§ Problem requirements: In the listing below, find the line containing "Type out the text in this image.". Write out that line and every line after it to the end, exactly and only those.
====
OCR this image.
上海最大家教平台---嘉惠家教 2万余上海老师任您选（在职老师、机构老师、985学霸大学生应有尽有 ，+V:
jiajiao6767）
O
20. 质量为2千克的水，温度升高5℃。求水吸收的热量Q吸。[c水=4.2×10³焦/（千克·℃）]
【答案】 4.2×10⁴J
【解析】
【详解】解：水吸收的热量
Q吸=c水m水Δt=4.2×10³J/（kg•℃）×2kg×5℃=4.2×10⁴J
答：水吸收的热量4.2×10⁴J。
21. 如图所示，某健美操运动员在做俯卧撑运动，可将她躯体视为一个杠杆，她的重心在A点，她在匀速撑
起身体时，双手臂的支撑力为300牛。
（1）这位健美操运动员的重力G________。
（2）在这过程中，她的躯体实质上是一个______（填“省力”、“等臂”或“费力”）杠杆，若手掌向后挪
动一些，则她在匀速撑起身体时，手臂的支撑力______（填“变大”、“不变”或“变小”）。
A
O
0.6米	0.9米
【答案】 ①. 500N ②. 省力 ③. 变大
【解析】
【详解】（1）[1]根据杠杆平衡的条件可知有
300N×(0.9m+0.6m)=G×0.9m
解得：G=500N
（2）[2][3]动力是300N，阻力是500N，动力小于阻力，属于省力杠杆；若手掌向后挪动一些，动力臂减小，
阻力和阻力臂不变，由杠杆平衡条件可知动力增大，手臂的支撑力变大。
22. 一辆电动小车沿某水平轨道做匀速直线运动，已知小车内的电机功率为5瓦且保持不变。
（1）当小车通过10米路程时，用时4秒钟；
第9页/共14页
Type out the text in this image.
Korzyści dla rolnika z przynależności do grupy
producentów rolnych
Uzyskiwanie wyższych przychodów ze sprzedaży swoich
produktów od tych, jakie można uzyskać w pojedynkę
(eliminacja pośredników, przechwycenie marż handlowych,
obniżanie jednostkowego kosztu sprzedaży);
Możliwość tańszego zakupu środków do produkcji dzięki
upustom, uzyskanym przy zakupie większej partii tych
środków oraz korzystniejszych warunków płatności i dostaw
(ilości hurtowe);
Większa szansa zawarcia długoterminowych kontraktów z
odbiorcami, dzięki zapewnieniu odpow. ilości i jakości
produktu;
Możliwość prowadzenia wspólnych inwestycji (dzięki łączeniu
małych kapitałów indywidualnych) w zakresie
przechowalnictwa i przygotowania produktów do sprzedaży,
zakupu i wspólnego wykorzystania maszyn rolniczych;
====
§ Task response:
Type out the text in this image.
Korzyści dla rolnika z przynależności do grupy
producentów rolnych
Uzyskiwanie wyższych przychodów ze sprzedaży swoich
produktów od tych, jakie można uzyskać w pojedynkę
(eliminacja pośredników, przechwycenie marż handlowych,
obniżanie jednostkowego kosztu sprzedaży);
Możliwość tańszego zakupu środków do produkcji dzięki
upustom, uzyskanym przy zakupie większej partii tych
środków oraz korzystniejszych warunków płatności i dostaw
(ilości hurtowe);
Większa szansa zawarcia długoterminowych kontraktów z
odbiorcami, dzięki zapewnieniu odpow. ilości i jakości
produktu;
Możliwość prowadzenia wspólnych inwestycji (dzięki łączeniu
małych kapitałów indywidualnych) w zakresie
przechowalnictwa i przygotowania produktów do sprzedaży,
zakupu i wspólnego wykorzystania maszyn rolniczych;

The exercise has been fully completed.